▸ TASK OBJECTIVE
Each entry below is to be transcribed exactly.
* Begin *
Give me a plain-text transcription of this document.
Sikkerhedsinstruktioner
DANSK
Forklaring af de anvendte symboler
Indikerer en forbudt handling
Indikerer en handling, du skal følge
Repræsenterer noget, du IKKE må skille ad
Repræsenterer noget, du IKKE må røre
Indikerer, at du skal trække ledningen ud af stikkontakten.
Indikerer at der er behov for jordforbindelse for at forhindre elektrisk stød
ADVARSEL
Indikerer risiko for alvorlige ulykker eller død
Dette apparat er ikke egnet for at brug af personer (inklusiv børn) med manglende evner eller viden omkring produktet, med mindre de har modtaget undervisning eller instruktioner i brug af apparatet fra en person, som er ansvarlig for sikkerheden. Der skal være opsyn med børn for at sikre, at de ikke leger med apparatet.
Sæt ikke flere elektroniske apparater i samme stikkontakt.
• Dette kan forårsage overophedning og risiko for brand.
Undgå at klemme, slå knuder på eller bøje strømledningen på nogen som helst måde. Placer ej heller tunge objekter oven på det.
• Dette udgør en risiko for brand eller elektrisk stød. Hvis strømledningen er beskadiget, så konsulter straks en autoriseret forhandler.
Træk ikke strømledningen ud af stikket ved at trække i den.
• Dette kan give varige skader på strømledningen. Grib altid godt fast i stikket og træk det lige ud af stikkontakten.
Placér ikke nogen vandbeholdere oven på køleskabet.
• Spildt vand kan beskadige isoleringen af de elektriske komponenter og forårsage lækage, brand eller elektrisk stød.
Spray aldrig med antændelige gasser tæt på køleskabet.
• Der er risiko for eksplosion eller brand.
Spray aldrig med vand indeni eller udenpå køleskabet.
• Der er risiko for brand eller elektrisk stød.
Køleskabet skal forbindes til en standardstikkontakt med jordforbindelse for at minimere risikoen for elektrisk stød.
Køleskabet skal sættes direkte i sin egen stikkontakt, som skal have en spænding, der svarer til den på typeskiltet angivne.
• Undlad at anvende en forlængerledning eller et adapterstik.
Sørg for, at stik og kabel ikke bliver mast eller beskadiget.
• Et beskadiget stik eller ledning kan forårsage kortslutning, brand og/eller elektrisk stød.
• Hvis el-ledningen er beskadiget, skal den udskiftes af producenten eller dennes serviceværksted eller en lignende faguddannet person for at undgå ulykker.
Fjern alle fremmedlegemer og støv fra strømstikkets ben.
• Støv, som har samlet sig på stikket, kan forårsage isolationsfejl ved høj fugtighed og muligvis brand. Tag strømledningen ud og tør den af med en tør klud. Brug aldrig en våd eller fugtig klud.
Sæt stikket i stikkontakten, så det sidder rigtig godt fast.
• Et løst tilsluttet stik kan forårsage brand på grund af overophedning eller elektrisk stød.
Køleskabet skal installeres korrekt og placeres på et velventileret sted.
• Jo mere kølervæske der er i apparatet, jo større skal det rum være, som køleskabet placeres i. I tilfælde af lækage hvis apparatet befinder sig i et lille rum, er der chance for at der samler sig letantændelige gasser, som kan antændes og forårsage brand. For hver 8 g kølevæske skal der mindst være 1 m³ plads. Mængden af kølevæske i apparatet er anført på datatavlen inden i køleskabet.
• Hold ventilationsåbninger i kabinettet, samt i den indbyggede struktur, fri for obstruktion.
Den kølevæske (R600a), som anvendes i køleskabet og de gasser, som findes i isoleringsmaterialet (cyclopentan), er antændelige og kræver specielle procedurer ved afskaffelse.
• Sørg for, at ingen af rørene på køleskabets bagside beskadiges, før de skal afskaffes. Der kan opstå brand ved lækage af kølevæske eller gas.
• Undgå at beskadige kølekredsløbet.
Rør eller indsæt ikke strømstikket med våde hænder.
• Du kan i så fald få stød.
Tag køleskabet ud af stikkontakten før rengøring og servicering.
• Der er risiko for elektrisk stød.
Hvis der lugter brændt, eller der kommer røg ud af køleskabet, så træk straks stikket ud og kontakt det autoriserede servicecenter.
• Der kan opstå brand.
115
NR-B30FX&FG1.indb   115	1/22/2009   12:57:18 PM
* End *
▸ REPLY
Give me a plain-text transcription of this document.
Sikkerhedsinstruktioner
DANSK
Forklaring af de anvendte symboler
Indikerer en forbudt handling
Indikerer en handling, du skal følge
Repræsenterer noget, du IKKE må skille ad
Repræsenterer noget, du IKKE må røre
Indikerer, at du skal trække ledningen ud af stikkontakten.
Indikerer at der er behov for jordforbindelse for at forhindre elektrisk stød
ADVARSEL
Indikerer risiko for alvorlige ulykker eller død
Dette apparat er ikke egnet for at brug af personer (inklusiv børn) med manglende evner eller viden omkring produktet, med mindre de har modtaget undervisning eller instruktioner i brug af apparatet fra en person, som er ansvarlig for sikkerheden. Der skal være opsyn med børn for at sikre, at de ikke leger med apparatet.
Sæt ikke flere elektroniske apparater i samme stikkontakt.
• Dette kan forårsage overophedning og risiko for brand.
Undgå at klemme, slå knuder på eller bøje strømledningen på nogen som helst måde. Placer ej heller tunge objekter oven på det.
• Dette udgør en risiko for brand eller elektrisk stød. Hvis strømledningen er beskadiget, så konsulter straks en autoriseret forhandler.
Træk ikke strømledningen ud af stikket ved at trække i den.
• Dette kan give varige skader på strømledningen. Grib altid godt fast i stikket og træk det lige ud af stikkontakten.
Placér ikke nogen vandbeholdere oven på køleskabet.
• Spildt vand kan beskadige isoleringen af de elektriske komponenter og forårsage lækage, brand eller elektrisk stød.
Spray aldrig med antændelige gasser tæt på køleskabet.
• Der er risiko for eksplosion eller brand.
Spray aldrig med vand indeni eller udenpå køleskabet.
• Der er risiko for brand eller elektrisk stød.
Køleskabet skal forbindes til en standardstikkontakt med jordforbindelse for at minimere risikoen for elektrisk stød.
Køleskabet skal sættes direkte i sin egen stikkontakt, som skal have en spænding, der svarer til den på typeskiltet angivne.
• Undlad at anvende en forlængerledning eller et adapterstik.
Sørg for, at stik og kabel ikke bliver mast eller beskadiget.
• Et beskadiget stik eller ledning kan forårsage kortslutning, brand og/eller elektrisk stød.
• Hvis el-ledningen er beskadiget, skal den udskiftes af producenten eller dennes serviceværksted eller en lignende faguddannet person for at undgå ulykker.
Fjern alle fremmedlegemer og støv fra strømstikkets ben.
• Støv, som har samlet sig på stikket, kan forårsage isolationsfejl ved høj fugtighed og muligvis brand. Tag strømledningen ud og tør den af med en tør klud. Brug aldrig en våd eller fugtig klud.
Sæt stikket i stikkontakten, så det sidder rigtig godt fast.
• Et løst tilsluttet stik kan forårsage brand på grund af overophedning eller elektrisk stød.
Køleskabet skal installeres korrekt og placeres på et velventileret sted.
• Jo mere kølervæske der er i apparatet, jo større skal det rum være, som køleskabet placeres i. I tilfælde af lækage hvis apparatet befinder sig i et lille rum, er der chance for at der samler sig letantændelige gasser, som kan antændes og forårsage brand. For hver 8 g kølevæske skal der mindst være 1 m³ plads. Mængden af kølevæske i apparatet er anført på datatavlen inden i køleskabet.
• Hold ventilationsåbninger i kabinettet, samt i den indbyggede struktur, fri for obstruktion.
Den kølevæske (R600a), som anvendes i køleskabet og de gasser, som findes i isoleringsmaterialet (cyclopentan), er antændelige og kræver specielle procedurer ved afskaffelse.
• Sørg for, at ingen af rørene på køleskabets bagside beskadiges, før de skal afskaffes. Der kan opstå brand ved lækage af kølevæske eller gas.
• Undgå at beskadige kølekredsløbet.
Rør eller indsæt ikke strømstikket med våde hænder.
• Du kan i så fald få stød.
Tag køleskabet ud af stikkontakten før rengøring og servicering.
• Der er risiko for elektrisk stød.
Hvis der lugter brændt, eller der kommer røg ud af køleskabet, så træk straks stikket ud og kontakt det autoriserede servicecenter.
• Der kan opstå brand.
115
NR-B30FX&FG1.indb   115	1/22/2009   12:57:18 PM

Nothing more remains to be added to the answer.